[TASK GOAL] Return all the data below as it stands, minus the pictures.

--- --- ---

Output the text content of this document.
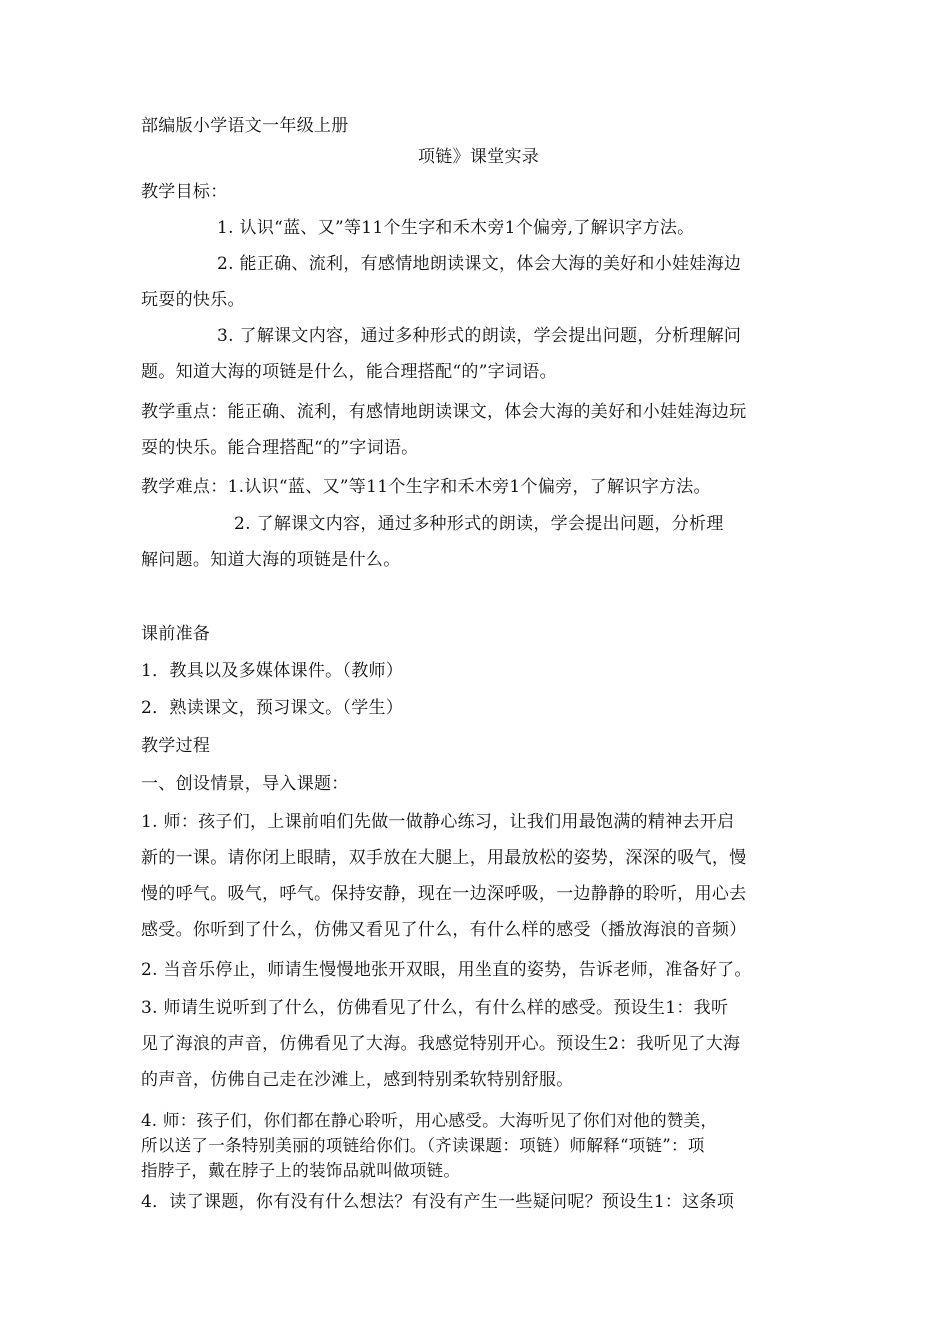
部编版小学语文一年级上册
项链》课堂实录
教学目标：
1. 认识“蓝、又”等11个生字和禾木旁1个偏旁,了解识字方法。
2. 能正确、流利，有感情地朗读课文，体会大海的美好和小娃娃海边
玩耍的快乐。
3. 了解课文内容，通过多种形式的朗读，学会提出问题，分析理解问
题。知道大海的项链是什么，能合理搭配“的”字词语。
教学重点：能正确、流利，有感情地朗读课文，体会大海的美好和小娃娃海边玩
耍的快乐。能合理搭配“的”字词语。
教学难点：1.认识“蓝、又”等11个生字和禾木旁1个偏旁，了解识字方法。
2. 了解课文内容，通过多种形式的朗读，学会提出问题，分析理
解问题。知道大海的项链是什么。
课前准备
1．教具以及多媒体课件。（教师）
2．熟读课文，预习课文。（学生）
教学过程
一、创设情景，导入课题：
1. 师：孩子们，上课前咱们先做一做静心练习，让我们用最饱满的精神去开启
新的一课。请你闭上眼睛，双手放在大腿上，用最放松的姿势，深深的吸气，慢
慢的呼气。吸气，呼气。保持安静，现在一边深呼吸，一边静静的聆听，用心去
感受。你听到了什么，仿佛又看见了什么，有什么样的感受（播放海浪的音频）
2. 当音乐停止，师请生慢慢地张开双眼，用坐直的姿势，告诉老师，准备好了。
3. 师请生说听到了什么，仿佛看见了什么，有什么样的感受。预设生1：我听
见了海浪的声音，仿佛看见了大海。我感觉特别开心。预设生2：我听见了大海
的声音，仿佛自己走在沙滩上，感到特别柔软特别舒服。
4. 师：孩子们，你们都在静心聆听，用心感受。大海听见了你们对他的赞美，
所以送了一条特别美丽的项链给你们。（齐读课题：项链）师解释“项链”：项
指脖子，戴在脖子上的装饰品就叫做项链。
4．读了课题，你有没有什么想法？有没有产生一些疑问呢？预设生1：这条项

--- --- ---

[THE REPLY]
Output the text content of this document.
部编版小学语文一年级上册
项链》课堂实录
教学目标：
1. 认识“蓝、又”等11个生字和禾木旁1个偏旁,了解识字方法。
2. 能正确、流利，有感情地朗读课文，体会大海的美好和小娃娃海边
玩耍的快乐。
3. 了解课文内容，通过多种形式的朗读，学会提出问题，分析理解问
题。知道大海的项链是什么，能合理搭配“的”字词语。
教学重点：能正确、流利，有感情地朗读课文，体会大海的美好和小娃娃海边玩
耍的快乐。能合理搭配“的”字词语。
教学难点：1.认识“蓝、又”等11个生字和禾木旁1个偏旁，了解识字方法。
2. 了解课文内容，通过多种形式的朗读，学会提出问题，分析理
解问题。知道大海的项链是什么。
课前准备
1．教具以及多媒体课件。（教师）
2．熟读课文，预习课文。（学生）
教学过程
一、创设情景，导入课题：
1. 师：孩子们，上课前咱们先做一做静心练习，让我们用最饱满的精神去开启
新的一课。请你闭上眼睛，双手放在大腿上，用最放松的姿势，深深的吸气，慢
慢的呼气。吸气，呼气。保持安静，现在一边深呼吸，一边静静的聆听，用心去
感受。你听到了什么，仿佛又看见了什么，有什么样的感受（播放海浪的音频）
2. 当音乐停止，师请生慢慢地张开双眼，用坐直的姿势，告诉老师，准备好了。
3. 师请生说听到了什么，仿佛看见了什么，有什么样的感受。预设生1：我听
见了海浪的声音，仿佛看见了大海。我感觉特别开心。预设生2：我听见了大海
的声音，仿佛自己走在沙滩上，感到特别柔软特别舒服。
4. 师：孩子们，你们都在静心聆听，用心感受。大海听见了你们对他的赞美，
所以送了一条特别美丽的项链给你们。（齐读课题：项链）师解释“项链”：项
指脖子，戴在脖子上的装饰品就叫做项链。
4．读了课题，你有没有什么想法？有没有产生一些疑问呢？预设生1：这条项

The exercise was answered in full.